WHAT NEEDS TO BE DONE ->
The data follows this line. Copy verbatim the line with "Read out every word on this page." and each line after it to the end.

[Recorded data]
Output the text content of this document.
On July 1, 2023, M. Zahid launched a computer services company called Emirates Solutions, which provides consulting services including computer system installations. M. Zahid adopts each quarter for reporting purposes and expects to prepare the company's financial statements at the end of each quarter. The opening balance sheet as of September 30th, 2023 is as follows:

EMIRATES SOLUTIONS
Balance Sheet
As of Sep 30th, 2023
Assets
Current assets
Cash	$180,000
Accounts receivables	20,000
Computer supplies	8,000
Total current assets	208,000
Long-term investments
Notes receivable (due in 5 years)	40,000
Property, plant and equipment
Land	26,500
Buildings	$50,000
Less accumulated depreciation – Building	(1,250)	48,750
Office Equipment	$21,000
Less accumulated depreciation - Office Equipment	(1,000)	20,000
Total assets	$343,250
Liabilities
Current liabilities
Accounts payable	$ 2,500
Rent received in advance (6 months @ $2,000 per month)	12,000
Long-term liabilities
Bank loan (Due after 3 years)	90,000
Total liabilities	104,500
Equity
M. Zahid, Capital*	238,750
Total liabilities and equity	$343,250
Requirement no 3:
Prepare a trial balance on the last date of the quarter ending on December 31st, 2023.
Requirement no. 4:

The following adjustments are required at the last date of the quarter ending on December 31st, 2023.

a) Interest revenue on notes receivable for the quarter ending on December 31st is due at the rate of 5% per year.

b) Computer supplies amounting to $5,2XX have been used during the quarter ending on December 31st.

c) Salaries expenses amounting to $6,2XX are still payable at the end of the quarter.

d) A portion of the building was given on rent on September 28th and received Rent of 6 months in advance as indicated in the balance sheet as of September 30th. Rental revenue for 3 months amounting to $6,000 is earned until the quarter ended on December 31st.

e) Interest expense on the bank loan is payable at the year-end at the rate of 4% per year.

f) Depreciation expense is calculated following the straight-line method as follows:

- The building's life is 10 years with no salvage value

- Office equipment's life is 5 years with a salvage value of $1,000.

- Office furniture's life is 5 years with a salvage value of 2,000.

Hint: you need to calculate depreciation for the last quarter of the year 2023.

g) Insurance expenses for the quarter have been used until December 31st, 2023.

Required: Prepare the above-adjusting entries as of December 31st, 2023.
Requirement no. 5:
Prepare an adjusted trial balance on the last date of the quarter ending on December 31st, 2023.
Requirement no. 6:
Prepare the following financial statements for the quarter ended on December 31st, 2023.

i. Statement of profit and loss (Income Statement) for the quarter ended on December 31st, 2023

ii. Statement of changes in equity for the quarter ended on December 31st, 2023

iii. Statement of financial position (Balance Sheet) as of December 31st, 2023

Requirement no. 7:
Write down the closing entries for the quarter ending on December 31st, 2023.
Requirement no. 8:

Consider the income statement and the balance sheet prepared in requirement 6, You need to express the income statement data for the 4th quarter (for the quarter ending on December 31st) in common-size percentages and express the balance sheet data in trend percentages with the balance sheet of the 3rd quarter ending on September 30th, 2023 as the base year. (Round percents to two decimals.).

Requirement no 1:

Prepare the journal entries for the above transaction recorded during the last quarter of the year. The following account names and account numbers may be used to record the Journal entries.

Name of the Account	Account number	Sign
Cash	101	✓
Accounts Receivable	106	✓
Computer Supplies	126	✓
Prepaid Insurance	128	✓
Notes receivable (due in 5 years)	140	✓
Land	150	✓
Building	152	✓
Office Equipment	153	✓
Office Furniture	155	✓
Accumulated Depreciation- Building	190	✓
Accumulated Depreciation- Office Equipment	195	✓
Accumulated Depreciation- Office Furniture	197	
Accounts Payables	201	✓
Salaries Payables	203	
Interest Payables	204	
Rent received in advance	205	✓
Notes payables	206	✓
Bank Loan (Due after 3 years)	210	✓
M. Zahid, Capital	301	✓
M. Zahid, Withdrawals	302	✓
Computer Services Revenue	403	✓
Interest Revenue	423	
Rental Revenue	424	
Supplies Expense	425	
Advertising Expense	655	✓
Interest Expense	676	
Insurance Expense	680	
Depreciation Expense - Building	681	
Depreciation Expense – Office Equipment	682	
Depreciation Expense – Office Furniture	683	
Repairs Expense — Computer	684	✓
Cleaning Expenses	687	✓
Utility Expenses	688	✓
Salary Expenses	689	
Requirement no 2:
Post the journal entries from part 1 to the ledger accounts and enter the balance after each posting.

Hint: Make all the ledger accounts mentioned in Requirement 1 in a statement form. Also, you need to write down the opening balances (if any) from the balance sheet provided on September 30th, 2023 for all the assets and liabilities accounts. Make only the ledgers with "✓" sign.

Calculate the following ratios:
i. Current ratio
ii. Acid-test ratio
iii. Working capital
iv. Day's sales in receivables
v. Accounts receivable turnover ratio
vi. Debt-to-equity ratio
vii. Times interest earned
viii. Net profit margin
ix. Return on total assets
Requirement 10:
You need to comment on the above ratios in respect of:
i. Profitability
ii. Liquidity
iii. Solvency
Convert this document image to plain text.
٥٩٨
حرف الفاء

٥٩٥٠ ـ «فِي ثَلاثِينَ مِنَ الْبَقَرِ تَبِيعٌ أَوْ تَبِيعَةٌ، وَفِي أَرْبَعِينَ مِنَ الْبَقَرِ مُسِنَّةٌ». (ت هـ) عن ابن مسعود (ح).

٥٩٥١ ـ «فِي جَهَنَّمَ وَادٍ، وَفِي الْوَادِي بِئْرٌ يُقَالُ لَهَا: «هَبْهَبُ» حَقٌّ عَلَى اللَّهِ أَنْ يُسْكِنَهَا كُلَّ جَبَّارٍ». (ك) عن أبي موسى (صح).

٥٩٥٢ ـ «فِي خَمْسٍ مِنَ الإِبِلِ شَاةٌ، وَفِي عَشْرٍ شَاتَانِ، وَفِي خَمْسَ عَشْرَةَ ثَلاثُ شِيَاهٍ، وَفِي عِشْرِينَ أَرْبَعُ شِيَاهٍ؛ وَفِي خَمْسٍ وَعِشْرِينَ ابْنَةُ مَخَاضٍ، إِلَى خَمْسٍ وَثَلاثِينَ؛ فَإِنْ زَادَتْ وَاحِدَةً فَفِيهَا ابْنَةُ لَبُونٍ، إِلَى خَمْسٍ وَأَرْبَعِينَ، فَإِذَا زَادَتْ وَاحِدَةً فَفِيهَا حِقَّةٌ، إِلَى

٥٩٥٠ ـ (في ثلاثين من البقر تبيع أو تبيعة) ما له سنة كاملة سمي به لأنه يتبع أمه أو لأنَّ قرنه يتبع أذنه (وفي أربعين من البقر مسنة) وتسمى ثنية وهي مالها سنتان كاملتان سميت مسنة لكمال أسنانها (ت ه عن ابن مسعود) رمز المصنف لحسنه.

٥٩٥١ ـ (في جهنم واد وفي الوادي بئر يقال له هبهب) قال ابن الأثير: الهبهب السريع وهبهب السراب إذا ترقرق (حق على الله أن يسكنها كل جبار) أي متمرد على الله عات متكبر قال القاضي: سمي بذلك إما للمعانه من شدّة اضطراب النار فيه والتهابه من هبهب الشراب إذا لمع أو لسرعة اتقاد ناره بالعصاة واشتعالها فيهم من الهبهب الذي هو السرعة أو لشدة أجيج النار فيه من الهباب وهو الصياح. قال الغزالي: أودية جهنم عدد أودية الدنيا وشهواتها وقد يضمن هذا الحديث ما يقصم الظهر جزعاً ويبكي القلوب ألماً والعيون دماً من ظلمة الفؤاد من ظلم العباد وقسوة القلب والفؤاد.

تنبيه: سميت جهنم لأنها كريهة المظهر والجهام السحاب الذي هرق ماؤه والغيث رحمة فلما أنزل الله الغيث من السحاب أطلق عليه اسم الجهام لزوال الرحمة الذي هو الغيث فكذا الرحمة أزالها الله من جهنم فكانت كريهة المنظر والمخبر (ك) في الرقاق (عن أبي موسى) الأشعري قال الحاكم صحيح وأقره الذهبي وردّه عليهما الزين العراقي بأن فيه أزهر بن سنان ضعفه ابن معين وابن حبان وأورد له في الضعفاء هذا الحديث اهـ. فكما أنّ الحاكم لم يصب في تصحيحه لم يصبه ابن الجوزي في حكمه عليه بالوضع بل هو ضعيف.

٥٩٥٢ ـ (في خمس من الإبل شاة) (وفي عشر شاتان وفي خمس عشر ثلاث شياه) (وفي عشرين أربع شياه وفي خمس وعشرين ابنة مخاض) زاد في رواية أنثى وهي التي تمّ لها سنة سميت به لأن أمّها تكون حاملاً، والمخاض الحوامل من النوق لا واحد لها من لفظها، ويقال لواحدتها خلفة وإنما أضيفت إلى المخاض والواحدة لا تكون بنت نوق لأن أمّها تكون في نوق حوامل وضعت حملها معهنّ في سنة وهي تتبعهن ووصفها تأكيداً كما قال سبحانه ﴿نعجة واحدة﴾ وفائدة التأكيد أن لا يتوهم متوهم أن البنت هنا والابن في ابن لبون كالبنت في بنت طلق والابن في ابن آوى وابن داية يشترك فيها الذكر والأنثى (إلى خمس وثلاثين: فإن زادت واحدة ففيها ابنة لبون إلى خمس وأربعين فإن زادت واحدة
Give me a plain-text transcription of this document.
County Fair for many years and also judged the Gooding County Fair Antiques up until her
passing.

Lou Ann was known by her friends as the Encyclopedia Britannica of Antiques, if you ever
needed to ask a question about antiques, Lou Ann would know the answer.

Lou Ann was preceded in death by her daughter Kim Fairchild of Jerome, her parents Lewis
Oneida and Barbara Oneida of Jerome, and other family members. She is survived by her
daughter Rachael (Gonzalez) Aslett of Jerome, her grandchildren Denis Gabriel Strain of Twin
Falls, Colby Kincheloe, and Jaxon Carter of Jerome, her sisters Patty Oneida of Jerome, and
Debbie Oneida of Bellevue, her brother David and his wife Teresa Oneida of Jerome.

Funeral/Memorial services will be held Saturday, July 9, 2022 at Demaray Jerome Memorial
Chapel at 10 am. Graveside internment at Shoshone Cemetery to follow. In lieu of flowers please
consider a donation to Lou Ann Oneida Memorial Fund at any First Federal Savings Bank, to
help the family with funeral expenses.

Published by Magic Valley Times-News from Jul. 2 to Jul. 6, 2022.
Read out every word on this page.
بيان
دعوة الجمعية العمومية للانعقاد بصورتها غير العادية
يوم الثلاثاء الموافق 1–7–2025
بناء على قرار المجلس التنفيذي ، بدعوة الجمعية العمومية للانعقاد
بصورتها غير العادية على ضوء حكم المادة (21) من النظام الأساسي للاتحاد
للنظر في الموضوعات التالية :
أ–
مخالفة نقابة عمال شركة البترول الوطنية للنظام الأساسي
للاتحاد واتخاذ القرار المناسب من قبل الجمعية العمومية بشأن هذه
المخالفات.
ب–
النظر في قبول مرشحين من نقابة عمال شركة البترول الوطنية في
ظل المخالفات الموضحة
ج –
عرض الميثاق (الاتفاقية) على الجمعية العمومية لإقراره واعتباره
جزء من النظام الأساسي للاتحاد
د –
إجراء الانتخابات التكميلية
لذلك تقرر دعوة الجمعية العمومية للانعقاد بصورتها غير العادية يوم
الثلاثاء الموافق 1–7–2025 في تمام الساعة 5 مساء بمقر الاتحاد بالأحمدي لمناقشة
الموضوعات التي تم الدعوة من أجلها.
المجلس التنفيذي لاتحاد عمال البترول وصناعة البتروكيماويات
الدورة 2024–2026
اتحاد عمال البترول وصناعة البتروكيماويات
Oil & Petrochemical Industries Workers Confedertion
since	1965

SOLVED EXERCISE ->
Read out every word on this page.
بيان
دعوة الجمعية العمومية للانعقاد بصورتها غير العادية
يوم الثلاثاء الموافق 1–7–2025
بناء على قرار المجلس التنفيذي ، بدعوة الجمعية العمومية للانعقاد
بصورتها غير العادية على ضوء حكم المادة (21) من النظام الأساسي للاتحاد
للنظر في الموضوعات التالية :
أ–
مخالفة نقابة عمال شركة البترول الوطنية للنظام الأساسي
للاتحاد واتخاذ القرار المناسب من قبل الجمعية العمومية بشأن هذه
المخالفات.
ب–
النظر في قبول مرشحين من نقابة عمال شركة البترول الوطنية في
ظل المخالفات الموضحة
ج –
عرض الميثاق (الاتفاقية) على الجمعية العمومية لإقراره واعتباره
جزء من النظام الأساسي للاتحاد
د –
إجراء الانتخابات التكميلية
لذلك تقرر دعوة الجمعية العمومية للانعقاد بصورتها غير العادية يوم
الثلاثاء الموافق 1–7–2025 في تمام الساعة 5 مساء بمقر الاتحاد بالأحمدي لمناقشة
الموضوعات التي تم الدعوة من أجلها.
المجلس التنفيذي لاتحاد عمال البترول وصناعة البتروكيماويات
الدورة 2024–2026
اتحاد عمال البترول وصناعة البتروكيماويات
Oil & Petrochemical Industries Workers Confedertion
since	1965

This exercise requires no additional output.